▶ **WHAT YOU NEED TO DO**
Pictures aside, repeat every entry exactly.

▶ **PROVIDED RECORDS**
━━━━━━━━━━
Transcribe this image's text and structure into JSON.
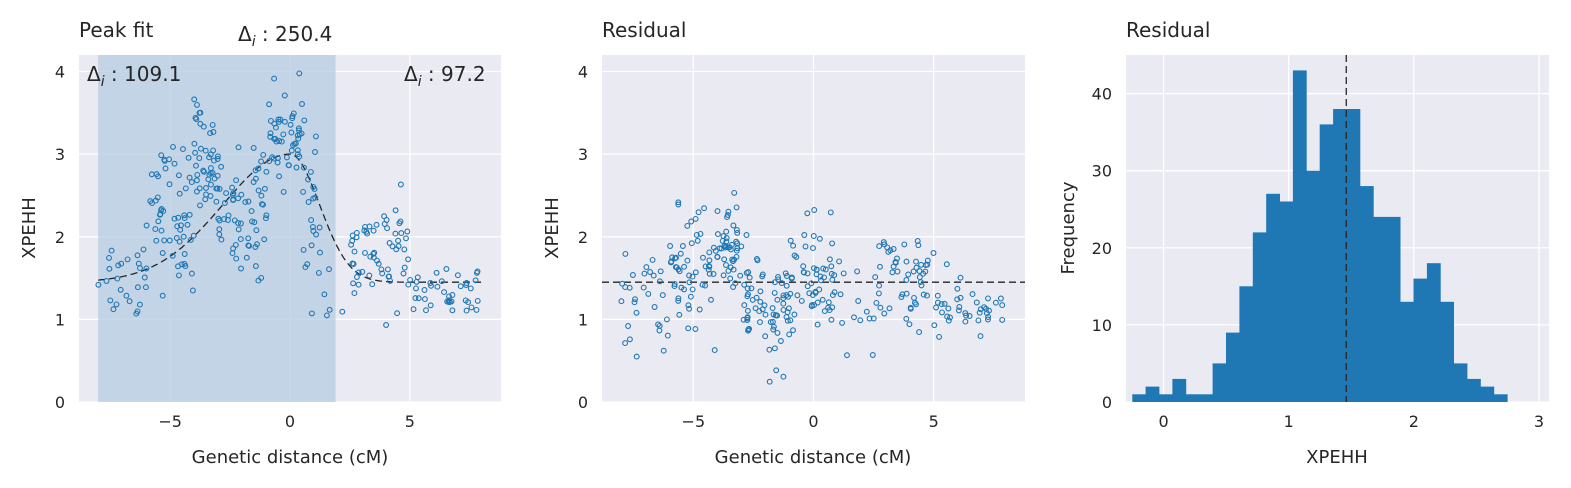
{
  "colors": {
    "panel_bg": "#EAEAF2",
    "grid": "#FFFFFF",
    "series": "#1F77B4",
    "shade": "#B4CCE2",
    "dashed": "#262626"
  },
  "chart_data": [
    {
      "type": "scatter",
      "title": "Peak fit",
      "xlabel": "Genetic distance (cM)",
      "ylabel": "XPEHH",
      "xlim": [
        -8.8,
        8.8
      ],
      "ylim": [
        0,
        4.2
      ],
      "xticks": [
        -5,
        0,
        5
      ],
      "yticks": [
        0,
        1,
        2,
        3,
        4
      ],
      "xtick_labels": [
        "−5",
        "0",
        "5"
      ],
      "ytick_labels": [
        "0",
        "1",
        "2",
        "3",
        "4"
      ],
      "shaded_region": [
        -8,
        1.9
      ],
      "annotations": {
        "center": "Δ",
        "center_value": " : 250.4",
        "left": "Δ",
        "left_value": " : 109.1",
        "right": "Δ",
        "right_value": " : 97.2",
        "subscript": "i"
      },
      "fit_curve": {
        "peak_x": 0,
        "peak_y": 3.0,
        "baseline": 1.45,
        "left_scale": 5.0,
        "right_scale": 2.2,
        "x_start": -8,
        "x_end": 8
      },
      "clusters": [
        {
          "x_range": [
            -8,
            -6
          ],
          "y_mean": 1.5,
          "y_spread": 0.45,
          "n": 25
        },
        {
          "x_range": [
            -6,
            -4
          ],
          "y_mean": 2.3,
          "y_spread": 0.7,
          "n": 60
        },
        {
          "x_range": [
            -4,
            -3
          ],
          "y_mean": 2.9,
          "y_spread": 0.6,
          "n": 45
        },
        {
          "x_range": [
            -3,
            -1
          ],
          "y_mean": 2.3,
          "y_spread": 0.6,
          "n": 60
        },
        {
          "x_range": [
            -1,
            0.5
          ],
          "y_mean": 3.2,
          "y_spread": 0.45,
          "n": 50
        },
        {
          "x_range": [
            0.5,
            1.3
          ],
          "y_mean": 2.3,
          "y_spread": 0.8,
          "n": 25
        },
        {
          "x_range": [
            1.3,
            2.5
          ],
          "y_mean": 1.2,
          "y_spread": 0.3,
          "n": 5
        },
        {
          "x_range": [
            2.5,
            5
          ],
          "y_mean": 1.8,
          "y_spread": 0.5,
          "n": 60
        },
        {
          "x_range": [
            5,
            8
          ],
          "y_mean": 1.3,
          "y_spread": 0.3,
          "n": 40
        }
      ]
    },
    {
      "type": "scatter",
      "title": "Residual",
      "xlabel": "Genetic distance (cM)",
      "ylabel": "XPEHH",
      "xlim": [
        -8.8,
        8.8
      ],
      "ylim": [
        0,
        4.2
      ],
      "xticks": [
        -5,
        0,
        5
      ],
      "yticks": [
        0,
        1,
        2,
        3,
        4
      ],
      "xtick_labels": [
        "−5",
        "0",
        "5"
      ],
      "ytick_labels": [
        "0",
        "1",
        "2",
        "3",
        "4"
      ],
      "hline": 1.45,
      "clusters": [
        {
          "x_range": [
            -8,
            -6
          ],
          "y_mean": 1.2,
          "y_spread": 0.45,
          "n": 30
        },
        {
          "x_range": [
            -6,
            -4
          ],
          "y_mean": 1.55,
          "y_spread": 0.6,
          "n": 60
        },
        {
          "x_range": [
            -4,
            -3
          ],
          "y_mean": 1.9,
          "y_spread": 0.55,
          "n": 45
        },
        {
          "x_range": [
            -3,
            -1
          ],
          "y_mean": 1.1,
          "y_spread": 0.5,
          "n": 70
        },
        {
          "x_range": [
            -1,
            1
          ],
          "y_mean": 1.5,
          "y_spread": 0.55,
          "n": 60
        },
        {
          "x_range": [
            1,
            2.5
          ],
          "y_mean": 1.1,
          "y_spread": 0.6,
          "n": 12
        },
        {
          "x_range": [
            2.5,
            5
          ],
          "y_mean": 1.5,
          "y_spread": 0.45,
          "n": 55
        },
        {
          "x_range": [
            5,
            8
          ],
          "y_mean": 1.1,
          "y_spread": 0.3,
          "n": 40
        }
      ]
    },
    {
      "type": "bar",
      "title": "Residual",
      "xlabel": "XPEHH",
      "ylabel": "Frequency",
      "xlim": [
        -0.3,
        3.08
      ],
      "ylim": [
        0,
        45
      ],
      "xticks": [
        0,
        1,
        2,
        3
      ],
      "yticks": [
        0,
        10,
        20,
        30,
        40
      ],
      "xtick_labels": [
        "0",
        "1",
        "2",
        "3"
      ],
      "ytick_labels": [
        "0",
        "10",
        "20",
        "30",
        "40"
      ],
      "bin_start": -0.25,
      "bin_width": 0.107,
      "values": [
        1,
        2,
        1,
        3,
        1,
        1,
        5,
        9,
        15,
        22,
        27,
        26,
        43,
        30,
        36,
        38,
        38,
        28,
        24,
        24,
        13,
        16,
        18,
        13,
        5,
        3,
        2,
        1
      ],
      "vline": 1.46
    }
  ]
}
━━━━━━━━━━
▶ **PROBLEM SOLUTION**
Transcribe this image's text and structure into JSON.
{
  "colors": {
    "panel_bg": "#EAEAF2",
    "grid": "#FFFFFF",
    "series": "#1F77B4",
    "shade": "#B4CCE2",
    "dashed": "#262626"
  },
  "chart_data": [
    {
      "type": "scatter",
      "title": "Peak fit",
      "xlabel": "Genetic distance (cM)",
      "ylabel": "XPEHH",
      "xlim": [
        -8.8,
        8.8
      ],
      "ylim": [
        0,
        4.2
      ],
      "xticks": [
        -5,
        0,
        5
      ],
      "yticks": [
        0,
        1,
        2,
        3,
        4
      ],
      "xtick_labels": [
        "−5",
        "0",
        "5"
      ],
      "ytick_labels": [
        "0",
        "1",
        "2",
        "3",
        "4"
      ],
      "shaded_region": [
        -8,
        1.9
      ],
      "annotations": {
        "center": "Δ",
        "center_value": " : 250.4",
        "left": "Δ",
        "left_value": " : 109.1",
        "right": "Δ",
        "right_value": " : 97.2",
        "subscript": "i"
      },
      "fit_curve": {
        "peak_x": 0,
        "peak_y": 3.0,
        "baseline": 1.45,
        "left_scale": 5.0,
        "right_scale": 2.2,
        "x_start": -8,
        "x_end": 8
      },
      "clusters": [
        {
          "x_range": [
            -8,
            -6
          ],
          "y_mean": 1.5,
          "y_spread": 0.45,
          "n": 25
        },
        {
          "x_range": [
            -6,
            -4
          ],
          "y_mean": 2.3,
          "y_spread": 0.7,
          "n": 60
        },
        {
          "x_range": [
            -4,
            -3
          ],
          "y_mean": 2.9,
          "y_spread": 0.6,
          "n": 45
        },
        {
          "x_range": [
            -3,
            -1
          ],
          "y_mean": 2.3,
          "y_spread": 0.6,
          "n": 60
        },
        {
          "x_range": [
            -1,
            0.5
          ],
          "y_mean": 3.2,
          "y_spread": 0.45,
          "n": 50
        },
        {
          "x_range": [
            0.5,
            1.3
          ],
          "y_mean": 2.3,
          "y_spread": 0.8,
          "n": 25
        },
        {
          "x_range": [
            1.3,
            2.5
          ],
          "y_mean": 1.2,
          "y_spread": 0.3,
          "n": 5
        },
        {
          "x_range": [
            2.5,
            5
          ],
          "y_mean": 1.8,
          "y_spread": 0.5,
          "n": 60
        },
        {
          "x_range": [
            5,
            8
          ],
          "y_mean": 1.3,
          "y_spread": 0.3,
          "n": 40
        }
      ]
    },
    {
      "type": "scatter",
      "title": "Residual",
      "xlabel": "Genetic distance (cM)",
      "ylabel": "XPEHH",
      "xlim": [
        -8.8,
        8.8
      ],
      "ylim": [
        0,
        4.2
      ],
      "xticks": [
        -5,
        0,
        5
      ],
      "yticks": [
        0,
        1,
        2,
        3,
        4
      ],
      "xtick_labels": [
        "−5",
        "0",
        "5"
      ],
      "ytick_labels": [
        "0",
        "1",
        "2",
        "3",
        "4"
      ],
      "hline": 1.45,
      "clusters": [
        {
          "x_range": [
            -8,
            -6
          ],
          "y_mean": 1.2,
          "y_spread": 0.45,
          "n": 30
        },
        {
          "x_range": [
            -6,
            -4
          ],
          "y_mean": 1.55,
          "y_spread": 0.6,
          "n": 60
        },
        {
          "x_range": [
            -4,
            -3
          ],
          "y_mean": 1.9,
          "y_spread": 0.55,
          "n": 45
        },
        {
          "x_range": [
            -3,
            -1
          ],
          "y_mean": 1.1,
          "y_spread": 0.5,
          "n": 70
        },
        {
          "x_range": [
            -1,
            1
          ],
          "y_mean": 1.5,
          "y_spread": 0.55,
          "n": 60
        },
        {
          "x_range": [
            1,
            2.5
          ],
          "y_mean": 1.1,
          "y_spread": 0.6,
          "n": 12
        },
        {
          "x_range": [
            2.5,
            5
          ],
          "y_mean": 1.5,
          "y_spread": 0.45,
          "n": 55
        },
        {
          "x_range": [
            5,
            8
          ],
          "y_mean": 1.1,
          "y_spread": 0.3,
          "n": 40
        }
      ]
    },
    {
      "type": "bar",
      "title": "Residual",
      "xlabel": "XPEHH",
      "ylabel": "Frequency",
      "xlim": [
        -0.3,
        3.08
      ],
      "ylim": [
        0,
        45
      ],
      "xticks": [
        0,
        1,
        2,
        3
      ],
      "yticks": [
        0,
        10,
        20,
        30,
        40
      ],
      "xtick_labels": [
        "0",
        "1",
        "2",
        "3"
      ],
      "ytick_labels": [
        "0",
        "10",
        "20",
        "30",
        "40"
      ],
      "bin_start": -0.25,
      "bin_width": 0.107,
      "values": [
        1,
        2,
        1,
        3,
        1,
        1,
        5,
        9,
        15,
        22,
        27,
        26,
        43,
        30,
        36,
        38,
        38,
        28,
        24,
        24,
        13,
        16,
        18,
        13,
        5,
        3,
        2,
        1
      ],
      "vline": 1.46
    }
  ]
}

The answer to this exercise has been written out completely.